## WHAT TO WORK ON
Copy the data precisely, keeping every character.
(begin)
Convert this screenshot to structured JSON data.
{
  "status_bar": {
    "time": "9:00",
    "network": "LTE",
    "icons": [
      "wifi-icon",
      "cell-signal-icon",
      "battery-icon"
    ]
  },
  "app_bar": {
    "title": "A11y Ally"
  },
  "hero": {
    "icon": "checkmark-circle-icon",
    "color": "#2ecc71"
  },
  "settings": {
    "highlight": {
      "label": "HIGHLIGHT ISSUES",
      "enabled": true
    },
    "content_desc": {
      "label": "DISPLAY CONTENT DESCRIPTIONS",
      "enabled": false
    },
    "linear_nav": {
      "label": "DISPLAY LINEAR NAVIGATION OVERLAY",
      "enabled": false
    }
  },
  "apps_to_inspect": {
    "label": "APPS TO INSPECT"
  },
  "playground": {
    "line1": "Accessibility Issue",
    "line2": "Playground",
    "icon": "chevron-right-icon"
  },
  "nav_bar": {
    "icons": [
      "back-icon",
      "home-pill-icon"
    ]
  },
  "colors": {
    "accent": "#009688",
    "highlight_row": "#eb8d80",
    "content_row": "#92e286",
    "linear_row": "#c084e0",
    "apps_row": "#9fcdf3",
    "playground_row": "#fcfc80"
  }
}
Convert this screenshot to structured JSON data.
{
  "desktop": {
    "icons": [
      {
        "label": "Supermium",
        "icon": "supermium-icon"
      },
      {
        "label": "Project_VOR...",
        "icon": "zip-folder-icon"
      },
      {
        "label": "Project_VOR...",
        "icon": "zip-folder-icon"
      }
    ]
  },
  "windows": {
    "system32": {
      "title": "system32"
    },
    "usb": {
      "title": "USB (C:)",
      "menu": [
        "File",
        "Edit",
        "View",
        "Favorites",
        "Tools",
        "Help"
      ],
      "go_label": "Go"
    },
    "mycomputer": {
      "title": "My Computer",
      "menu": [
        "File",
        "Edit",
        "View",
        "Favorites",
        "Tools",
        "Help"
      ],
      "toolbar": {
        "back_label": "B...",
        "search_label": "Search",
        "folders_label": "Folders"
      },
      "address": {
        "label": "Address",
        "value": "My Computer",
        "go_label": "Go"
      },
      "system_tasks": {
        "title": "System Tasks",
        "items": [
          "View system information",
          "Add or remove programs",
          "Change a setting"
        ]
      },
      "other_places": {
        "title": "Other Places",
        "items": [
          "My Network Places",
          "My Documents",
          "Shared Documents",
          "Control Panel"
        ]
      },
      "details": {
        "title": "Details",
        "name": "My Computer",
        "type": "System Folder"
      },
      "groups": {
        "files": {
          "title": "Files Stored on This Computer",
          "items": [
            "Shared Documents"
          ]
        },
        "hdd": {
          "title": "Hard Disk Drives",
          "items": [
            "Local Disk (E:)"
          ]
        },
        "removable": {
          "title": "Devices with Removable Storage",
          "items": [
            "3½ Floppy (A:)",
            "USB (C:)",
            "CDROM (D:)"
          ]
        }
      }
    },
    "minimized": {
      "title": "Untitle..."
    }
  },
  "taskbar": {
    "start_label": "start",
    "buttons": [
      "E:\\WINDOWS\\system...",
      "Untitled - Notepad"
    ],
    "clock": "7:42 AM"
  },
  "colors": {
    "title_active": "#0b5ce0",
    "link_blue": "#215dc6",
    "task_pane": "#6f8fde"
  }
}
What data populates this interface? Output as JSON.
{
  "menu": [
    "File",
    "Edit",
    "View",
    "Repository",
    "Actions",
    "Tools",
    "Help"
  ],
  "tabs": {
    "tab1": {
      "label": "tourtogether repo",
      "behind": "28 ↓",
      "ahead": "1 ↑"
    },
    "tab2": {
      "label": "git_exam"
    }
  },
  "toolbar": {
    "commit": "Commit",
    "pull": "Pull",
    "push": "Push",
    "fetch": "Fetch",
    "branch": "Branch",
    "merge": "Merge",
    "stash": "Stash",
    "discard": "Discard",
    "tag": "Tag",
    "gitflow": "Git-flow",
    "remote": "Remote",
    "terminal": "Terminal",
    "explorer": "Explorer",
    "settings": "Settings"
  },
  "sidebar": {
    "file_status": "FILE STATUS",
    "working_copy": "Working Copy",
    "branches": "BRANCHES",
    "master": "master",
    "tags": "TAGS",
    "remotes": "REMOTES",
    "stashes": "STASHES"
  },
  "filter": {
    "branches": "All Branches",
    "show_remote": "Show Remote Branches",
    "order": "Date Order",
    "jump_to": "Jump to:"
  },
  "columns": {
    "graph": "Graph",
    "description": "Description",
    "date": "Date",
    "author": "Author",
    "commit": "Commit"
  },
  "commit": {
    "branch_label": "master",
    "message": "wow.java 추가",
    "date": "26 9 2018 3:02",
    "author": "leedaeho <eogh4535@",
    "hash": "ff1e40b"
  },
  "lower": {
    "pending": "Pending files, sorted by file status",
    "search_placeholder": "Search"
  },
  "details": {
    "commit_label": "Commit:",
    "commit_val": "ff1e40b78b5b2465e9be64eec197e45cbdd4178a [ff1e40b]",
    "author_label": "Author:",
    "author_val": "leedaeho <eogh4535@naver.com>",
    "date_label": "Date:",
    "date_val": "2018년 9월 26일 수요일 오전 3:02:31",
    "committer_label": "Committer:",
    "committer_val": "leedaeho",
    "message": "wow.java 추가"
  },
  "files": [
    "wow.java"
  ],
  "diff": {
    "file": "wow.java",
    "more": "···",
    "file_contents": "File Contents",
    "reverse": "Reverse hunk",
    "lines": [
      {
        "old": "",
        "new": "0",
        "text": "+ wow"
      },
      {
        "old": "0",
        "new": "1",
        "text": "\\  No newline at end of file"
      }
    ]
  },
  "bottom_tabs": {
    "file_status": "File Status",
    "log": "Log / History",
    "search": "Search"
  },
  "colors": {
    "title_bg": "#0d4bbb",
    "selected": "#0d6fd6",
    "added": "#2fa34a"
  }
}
(end)
## EXPECTED OUTPUT
Convert this screenshot to structured JSON data.
{
  "status_bar": {
    "time": "9:00",
    "network": "LTE",
    "icons": [
      "wifi-icon",
      "cell-signal-icon",
      "battery-icon"
    ]
  },
  "app_bar": {
    "title": "A11y Ally"
  },
  "hero": {
    "icon": "checkmark-circle-icon",
    "color": "#2ecc71"
  },
  "settings": {
    "highlight": {
      "label": "HIGHLIGHT ISSUES",
      "enabled": true
    },
    "content_desc": {
      "label": "DISPLAY CONTENT DESCRIPTIONS",
      "enabled": false
    },
    "linear_nav": {
      "label": "DISPLAY LINEAR NAVIGATION OVERLAY",
      "enabled": false
    }
  },
  "apps_to_inspect": {
    "label": "APPS TO INSPECT"
  },
  "playground": {
    "line1": "Accessibility Issue",
    "line2": "Playground",
    "icon": "chevron-right-icon"
  },
  "nav_bar": {
    "icons": [
      "back-icon",
      "home-pill-icon"
    ]
  },
  "colors": {
    "accent": "#009688",
    "highlight_row": "#eb8d80",
    "content_row": "#92e286",
    "linear_row": "#c084e0",
    "apps_row": "#9fcdf3",
    "playground_row": "#fcfc80"
  }
}
Convert this screenshot to structured JSON data.
{
  "desktop": {
    "icons": [
      {
        "label": "Supermium",
        "icon": "supermium-icon"
      },
      {
        "label": "Project_VOR...",
        "icon": "zip-folder-icon"
      },
      {
        "label": "Project_VOR...",
        "icon": "zip-folder-icon"
      }
    ]
  },
  "windows": {
    "system32": {
      "title": "system32"
    },
    "usb": {
      "title": "USB (C:)",
      "menu": [
        "File",
        "Edit",
        "View",
        "Favorites",
        "Tools",
        "Help"
      ],
      "go_label": "Go"
    },
    "mycomputer": {
      "title": "My Computer",
      "menu": [
        "File",
        "Edit",
        "View",
        "Favorites",
        "Tools",
        "Help"
      ],
      "toolbar": {
        "back_label": "B...",
        "search_label": "Search",
        "folders_label": "Folders"
      },
      "address": {
        "label": "Address",
        "value": "My Computer",
        "go_label": "Go"
      },
      "system_tasks": {
        "title": "System Tasks",
        "items": [
          "View system information",
          "Add or remove programs",
          "Change a setting"
        ]
      },
      "other_places": {
        "title": "Other Places",
        "items": [
          "My Network Places",
          "My Documents",
          "Shared Documents",
          "Control Panel"
        ]
      },
      "details": {
        "title": "Details",
        "name": "My Computer",
        "type": "System Folder"
      },
      "groups": {
        "files": {
          "title": "Files Stored on This Computer",
          "items": [
            "Shared Documents"
          ]
        },
        "hdd": {
          "title": "Hard Disk Drives",
          "items": [
            "Local Disk (E:)"
          ]
        },
        "removable": {
          "title": "Devices with Removable Storage",
          "items": [
            "3½ Floppy (A:)",
            "USB (C:)",
            "CDROM (D:)"
          ]
        }
      }
    },
    "minimized": {
      "title": "Untitle..."
    }
  },
  "taskbar": {
    "start_label": "start",
    "buttons": [
      "E:\\WINDOWS\\system...",
      "Untitled - Notepad"
    ],
    "clock": "7:42 AM"
  },
  "colors": {
    "title_active": "#0b5ce0",
    "link_blue": "#215dc6",
    "task_pane": "#6f8fde"
  }
}
What data populates this interface? Output as JSON.
{
  "menu": [
    "File",
    "Edit",
    "View",
    "Repository",
    "Actions",
    "Tools",
    "Help"
  ],
  "tabs": {
    "tab1": {
      "label": "tourtogether repo",
      "behind": "28 ↓",
      "ahead": "1 ↑"
    },
    "tab2": {
      "label": "git_exam"
    }
  },
  "toolbar": {
    "commit": "Commit",
    "pull": "Pull",
    "push": "Push",
    "fetch": "Fetch",
    "branch": "Branch",
    "merge": "Merge",
    "stash": "Stash",
    "discard": "Discard",
    "tag": "Tag",
    "gitflow": "Git-flow",
    "remote": "Remote",
    "terminal": "Terminal",
    "explorer": "Explorer",
    "settings": "Settings"
  },
  "sidebar": {
    "file_status": "FILE STATUS",
    "working_copy": "Working Copy",
    "branches": "BRANCHES",
    "master": "master",
    "tags": "TAGS",
    "remotes": "REMOTES",
    "stashes": "STASHES"
  },
  "filter": {
    "branches": "All Branches",
    "show_remote": "Show Remote Branches",
    "order": "Date Order",
    "jump_to": "Jump to:"
  },
  "columns": {
    "graph": "Graph",
    "description": "Description",
    "date": "Date",
    "author": "Author",
    "commit": "Commit"
  },
  "commit": {
    "branch_label": "master",
    "message": "wow.java 추가",
    "date": "26 9 2018 3:02",
    "author": "leedaeho <eogh4535@",
    "hash": "ff1e40b"
  },
  "lower": {
    "pending": "Pending files, sorted by file status",
    "search_placeholder": "Search"
  },
  "details": {
    "commit_label": "Commit:",
    "commit_val": "ff1e40b78b5b2465e9be64eec197e45cbdd4178a [ff1e40b]",
    "author_label": "Author:",
    "author_val": "leedaeho <eogh4535@naver.com>",
    "date_label": "Date:",
    "date_val": "2018년 9월 26일 수요일 오전 3:02:31",
    "committer_label": "Committer:",
    "committer_val": "leedaeho",
    "message": "wow.java 추가"
  },
  "files": [
    "wow.java"
  ],
  "diff": {
    "file": "wow.java",
    "more": "···",
    "file_contents": "File Contents",
    "reverse": "Reverse hunk",
    "lines": [
      {
        "old": "",
        "new": "0",
        "text": "+ wow"
      },
      {
        "old": "0",
        "new": "1",
        "text": "\\  No newline at end of file"
      }
    ]
  },
  "bottom_tabs": {
    "file_status": "File Status",
    "log": "Log / History",
    "search": "Search"
  },
  "colors": {
    "title_bg": "#0d4bbb",
    "selected": "#0d6fd6",
    "added": "#2fa34a"
  }
}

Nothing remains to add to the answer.